### [DESCRIPTION OF THE TASK]
Give back the records below exactly, every one, with no pictures.

-- BEGIN DATA ENTRIES --

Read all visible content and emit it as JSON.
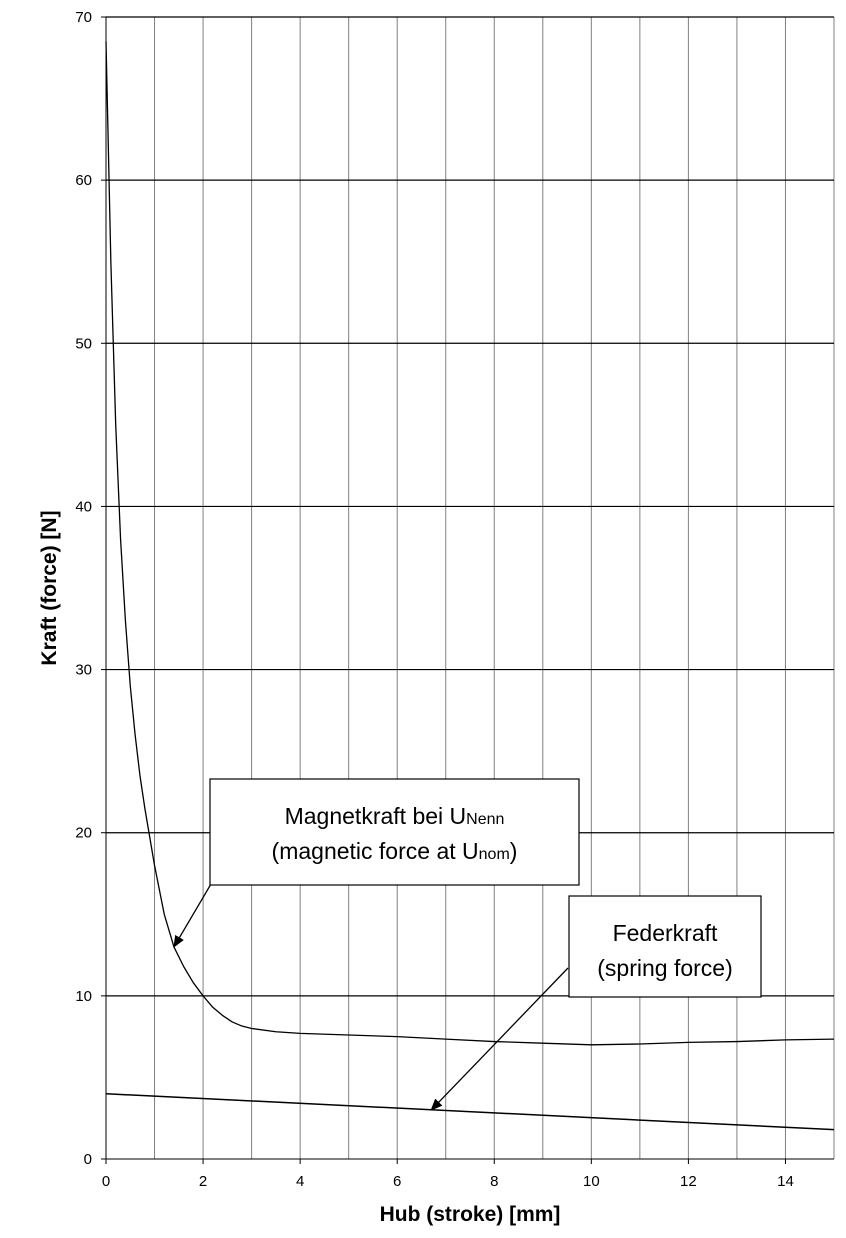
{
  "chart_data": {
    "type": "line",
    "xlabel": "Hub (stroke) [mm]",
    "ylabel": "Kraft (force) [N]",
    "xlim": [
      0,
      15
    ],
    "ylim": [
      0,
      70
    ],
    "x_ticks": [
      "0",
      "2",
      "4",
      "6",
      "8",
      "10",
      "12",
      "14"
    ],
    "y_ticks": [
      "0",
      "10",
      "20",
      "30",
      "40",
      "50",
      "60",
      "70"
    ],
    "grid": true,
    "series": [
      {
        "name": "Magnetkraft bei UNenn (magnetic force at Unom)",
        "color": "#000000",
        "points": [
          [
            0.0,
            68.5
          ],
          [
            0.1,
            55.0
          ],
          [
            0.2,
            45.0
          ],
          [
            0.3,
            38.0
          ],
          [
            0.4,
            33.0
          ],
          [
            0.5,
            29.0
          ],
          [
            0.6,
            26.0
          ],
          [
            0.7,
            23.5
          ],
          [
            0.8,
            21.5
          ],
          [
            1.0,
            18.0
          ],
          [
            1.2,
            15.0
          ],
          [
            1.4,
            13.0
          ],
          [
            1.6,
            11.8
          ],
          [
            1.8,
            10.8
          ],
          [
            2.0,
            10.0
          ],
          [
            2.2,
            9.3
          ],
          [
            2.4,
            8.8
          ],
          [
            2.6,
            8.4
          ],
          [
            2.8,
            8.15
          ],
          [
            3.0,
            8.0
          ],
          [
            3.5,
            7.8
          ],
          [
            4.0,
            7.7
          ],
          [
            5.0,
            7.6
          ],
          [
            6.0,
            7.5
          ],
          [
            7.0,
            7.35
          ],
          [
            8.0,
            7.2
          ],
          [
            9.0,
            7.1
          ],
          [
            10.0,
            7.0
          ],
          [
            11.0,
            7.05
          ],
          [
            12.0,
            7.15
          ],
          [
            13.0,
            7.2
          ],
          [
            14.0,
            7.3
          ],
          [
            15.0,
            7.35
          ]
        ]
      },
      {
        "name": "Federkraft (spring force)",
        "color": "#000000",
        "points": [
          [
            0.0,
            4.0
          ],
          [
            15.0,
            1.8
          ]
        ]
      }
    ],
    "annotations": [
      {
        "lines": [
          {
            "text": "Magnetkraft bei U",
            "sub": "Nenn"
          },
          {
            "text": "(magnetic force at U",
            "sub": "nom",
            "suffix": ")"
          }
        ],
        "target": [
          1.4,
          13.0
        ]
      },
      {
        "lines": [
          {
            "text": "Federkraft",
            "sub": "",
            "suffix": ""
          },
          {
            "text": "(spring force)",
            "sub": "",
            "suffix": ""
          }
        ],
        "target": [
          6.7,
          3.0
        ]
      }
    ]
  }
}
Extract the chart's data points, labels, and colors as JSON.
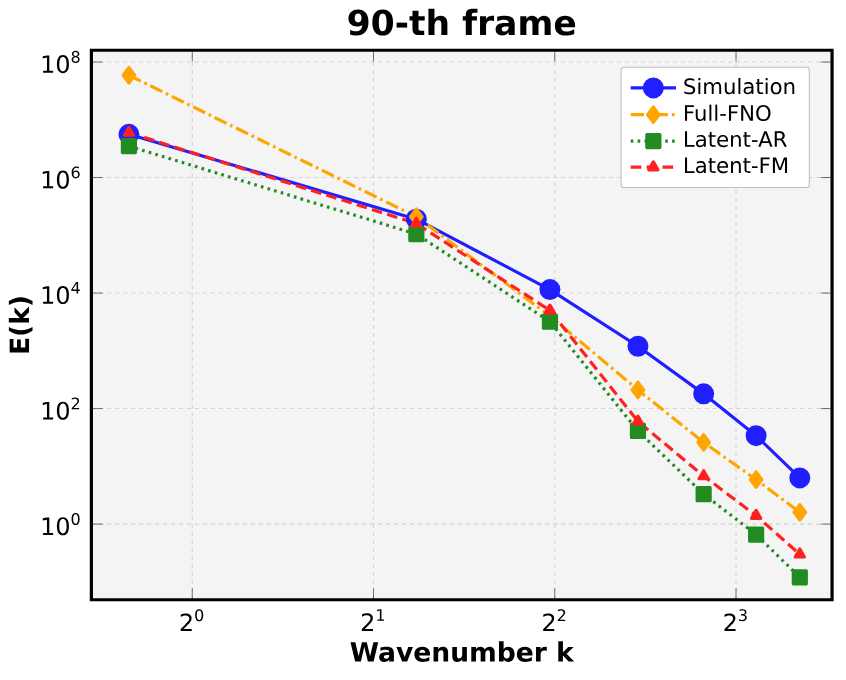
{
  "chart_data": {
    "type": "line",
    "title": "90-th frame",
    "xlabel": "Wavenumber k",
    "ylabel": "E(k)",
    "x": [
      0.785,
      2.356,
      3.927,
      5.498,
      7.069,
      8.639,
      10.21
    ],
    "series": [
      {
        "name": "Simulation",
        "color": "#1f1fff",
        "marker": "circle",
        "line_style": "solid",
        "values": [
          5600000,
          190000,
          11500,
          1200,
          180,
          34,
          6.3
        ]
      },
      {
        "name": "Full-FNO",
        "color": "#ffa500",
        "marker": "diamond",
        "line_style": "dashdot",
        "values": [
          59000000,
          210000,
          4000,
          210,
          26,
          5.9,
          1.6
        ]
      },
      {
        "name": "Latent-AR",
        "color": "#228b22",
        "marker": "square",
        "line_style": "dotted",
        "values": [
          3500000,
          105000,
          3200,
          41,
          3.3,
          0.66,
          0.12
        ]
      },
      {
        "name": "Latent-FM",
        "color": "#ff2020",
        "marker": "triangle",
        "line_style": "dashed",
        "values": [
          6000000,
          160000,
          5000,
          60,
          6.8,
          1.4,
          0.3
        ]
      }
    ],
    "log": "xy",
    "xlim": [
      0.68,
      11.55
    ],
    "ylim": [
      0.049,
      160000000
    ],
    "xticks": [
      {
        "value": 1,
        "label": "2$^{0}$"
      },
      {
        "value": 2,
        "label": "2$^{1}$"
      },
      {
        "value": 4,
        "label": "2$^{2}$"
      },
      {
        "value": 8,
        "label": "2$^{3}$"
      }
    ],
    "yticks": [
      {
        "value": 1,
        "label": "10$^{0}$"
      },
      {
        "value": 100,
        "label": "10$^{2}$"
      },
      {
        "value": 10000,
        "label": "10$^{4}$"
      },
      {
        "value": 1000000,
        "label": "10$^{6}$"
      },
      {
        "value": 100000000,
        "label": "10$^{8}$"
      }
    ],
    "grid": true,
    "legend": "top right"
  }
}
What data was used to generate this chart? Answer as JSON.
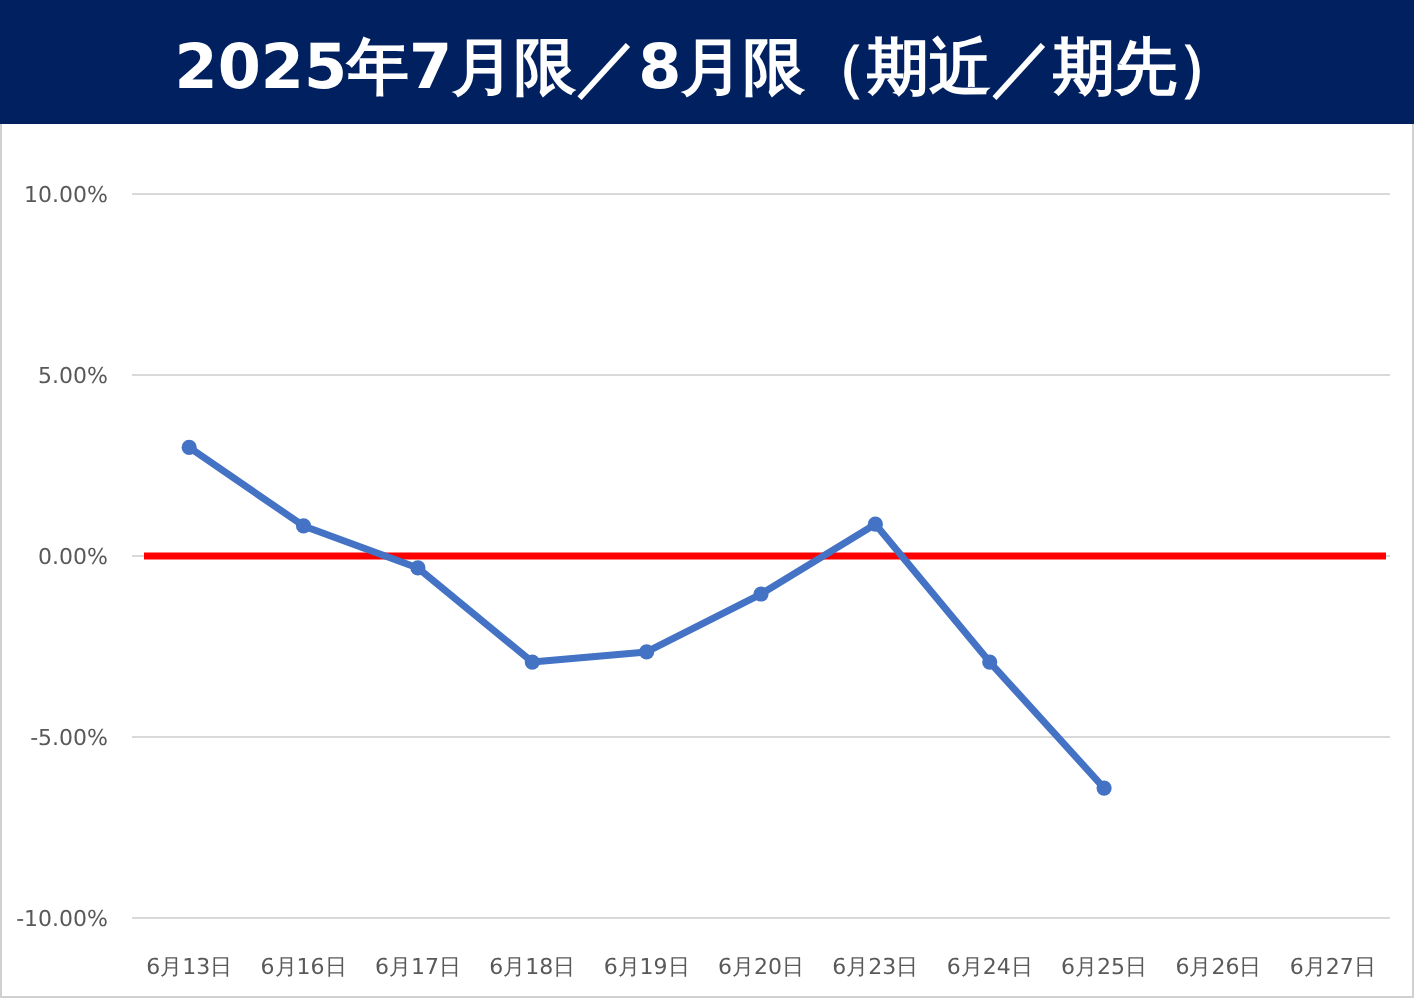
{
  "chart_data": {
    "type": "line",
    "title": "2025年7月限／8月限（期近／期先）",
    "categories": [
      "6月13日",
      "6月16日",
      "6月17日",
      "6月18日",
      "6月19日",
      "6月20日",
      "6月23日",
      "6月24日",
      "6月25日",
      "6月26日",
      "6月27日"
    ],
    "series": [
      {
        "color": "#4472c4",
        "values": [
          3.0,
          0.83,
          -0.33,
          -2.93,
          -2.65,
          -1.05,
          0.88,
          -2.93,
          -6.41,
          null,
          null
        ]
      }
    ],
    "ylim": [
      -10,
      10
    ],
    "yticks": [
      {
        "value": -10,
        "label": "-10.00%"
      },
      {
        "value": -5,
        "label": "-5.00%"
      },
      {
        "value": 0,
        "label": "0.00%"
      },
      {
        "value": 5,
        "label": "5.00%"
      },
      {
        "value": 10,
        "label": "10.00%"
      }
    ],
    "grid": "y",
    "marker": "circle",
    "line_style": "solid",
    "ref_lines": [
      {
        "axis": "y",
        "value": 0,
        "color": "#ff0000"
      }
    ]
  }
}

-- END DATA ENTRIES --

### [RIGHT ANSWER]
Read all visible content and emit it as JSON.
{
  "chart_data": {
    "type": "line",
    "xlabel": "Hub (stroke) [mm]",
    "ylabel": "Kraft (force) [N]",
    "xlim": [
      0,
      15
    ],
    "ylim": [
      0,
      70
    ],
    "x_ticks": [
      "0",
      "2",
      "4",
      "6",
      "8",
      "10",
      "12",
      "14"
    ],
    "y_ticks": [
      "0",
      "10",
      "20",
      "30",
      "40",
      "50",
      "60",
      "70"
    ],
    "grid": true,
    "series": [
      {
        "name": "Magnetkraft bei UNenn (magnetic force at Unom)",
        "color": "#000000",
        "points": [
          [
            0.0,
            68.5
          ],
          [
            0.1,
            55.0
          ],
          [
            0.2,
            45.0
          ],
          [
            0.3,
            38.0
          ],
          [
            0.4,
            33.0
          ],
          [
            0.5,
            29.0
          ],
          [
            0.6,
            26.0
          ],
          [
            0.7,
            23.5
          ],
          [
            0.8,
            21.5
          ],
          [
            1.0,
            18.0
          ],
          [
            1.2,
            15.0
          ],
          [
            1.4,
            13.0
          ],
          [
            1.6,
            11.8
          ],
          [
            1.8,
            10.8
          ],
          [
            2.0,
            10.0
          ],
          [
            2.2,
            9.3
          ],
          [
            2.4,
            8.8
          ],
          [
            2.6,
            8.4
          ],
          [
            2.8,
            8.15
          ],
          [
            3.0,
            8.0
          ],
          [
            3.5,
            7.8
          ],
          [
            4.0,
            7.7
          ],
          [
            5.0,
            7.6
          ],
          [
            6.0,
            7.5
          ],
          [
            7.0,
            7.35
          ],
          [
            8.0,
            7.2
          ],
          [
            9.0,
            7.1
          ],
          [
            10.0,
            7.0
          ],
          [
            11.0,
            7.05
          ],
          [
            12.0,
            7.15
          ],
          [
            13.0,
            7.2
          ],
          [
            14.0,
            7.3
          ],
          [
            15.0,
            7.35
          ]
        ]
      },
      {
        "name": "Federkraft (spring force)",
        "color": "#000000",
        "points": [
          [
            0.0,
            4.0
          ],
          [
            15.0,
            1.8
          ]
        ]
      }
    ],
    "annotations": [
      {
        "lines": [
          {
            "text": "Magnetkraft bei U",
            "sub": "Nenn"
          },
          {
            "text": "(magnetic force at U",
            "sub": "nom",
            "suffix": ")"
          }
        ],
        "target": [
          1.4,
          13.0
        ]
      },
      {
        "lines": [
          {
            "text": "Federkraft",
            "sub": "",
            "suffix": ""
          },
          {
            "text": "(spring force)",
            "sub": "",
            "suffix": ""
          }
        ],
        "target": [
          6.7,
          3.0
        ]
      }
    ]
  }
}
Extract the chart's data points, labels, and colors as JSON.
{
  "chart_data": {
    "type": "line",
    "title": "90-th frame",
    "xlabel": "Wavenumber k",
    "ylabel": "E(k)",
    "x": [
      0.785,
      2.356,
      3.927,
      5.498,
      7.069,
      8.639,
      10.21
    ],
    "series": [
      {
        "name": "Simulation",
        "color": "#1f1fff",
        "marker": "circle",
        "line_style": "solid",
        "values": [
          5600000,
          190000,
          11500,
          1200,
          180,
          34,
          6.3
        ]
      },
      {
        "name": "Full-FNO",
        "color": "#ffa500",
        "marker": "diamond",
        "line_style": "dashdot",
        "values": [
          59000000,
          210000,
          4000,
          210,
          26,
          5.9,
          1.6
        ]
      },
      {
        "name": "Latent-AR",
        "color": "#228b22",
        "marker": "square",
        "line_style": "dotted",
        "values": [
          3500000,
          105000,
          3200,
          41,
          3.3,
          0.66,
          0.12
        ]
      },
      {
        "name": "Latent-FM",
        "color": "#ff2020",
        "marker": "triangle",
        "line_style": "dashed",
        "values": [
          6000000,
          160000,
          5000,
          60,
          6.8,
          1.4,
          0.3
        ]
      }
    ],
    "log": "xy",
    "xlim": [
      0.68,
      11.55
    ],
    "ylim": [
      0.049,
      160000000
    ],
    "xticks": [
      {
        "value": 1,
        "label": "2$^{0}$"
      },
      {
        "value": 2,
        "label": "2$^{1}$"
      },
      {
        "value": 4,
        "label": "2$^{2}$"
      },
      {
        "value": 8,
        "label": "2$^{3}$"
      }
    ],
    "yticks": [
      {
        "value": 1,
        "label": "10$^{0}$"
      },
      {
        "value": 100,
        "label": "10$^{2}$"
      },
      {
        "value": 10000,
        "label": "10$^{4}$"
      },
      {
        "value": 1000000,
        "label": "10$^{6}$"
      },
      {
        "value": 100000000,
        "label": "10$^{8}$"
      }
    ],
    "grid": true,
    "legend": "top right"
  }
}
What data was used to generate this chart? Answer as JSON.
{
  "chart_data": {
    "type": "line",
    "title": "2025年7月限／8月限（期近／期先）",
    "categories": [
      "6月13日",
      "6月16日",
      "6月17日",
      "6月18日",
      "6月19日",
      "6月20日",
      "6月23日",
      "6月24日",
      "6月25日",
      "6月26日",
      "6月27日"
    ],
    "series": [
      {
        "color": "#4472c4",
        "values": [
          3.0,
          0.83,
          -0.33,
          -2.93,
          -2.65,
          -1.05,
          0.88,
          -2.93,
          -6.41,
          null,
          null
        ]
      }
    ],
    "ylim": [
      -10,
      10
    ],
    "yticks": [
      {
        "value": -10,
        "label": "-10.00%"
      },
      {
        "value": -5,
        "label": "-5.00%"
      },
      {
        "value": 0,
        "label": "0.00%"
      },
      {
        "value": 5,
        "label": "5.00%"
      },
      {
        "value": 10,
        "label": "10.00%"
      }
    ],
    "grid": "y",
    "marker": "circle",
    "line_style": "solid",
    "ref_lines": [
      {
        "axis": "y",
        "value": 0,
        "color": "#ff0000"
      }
    ]
  }
}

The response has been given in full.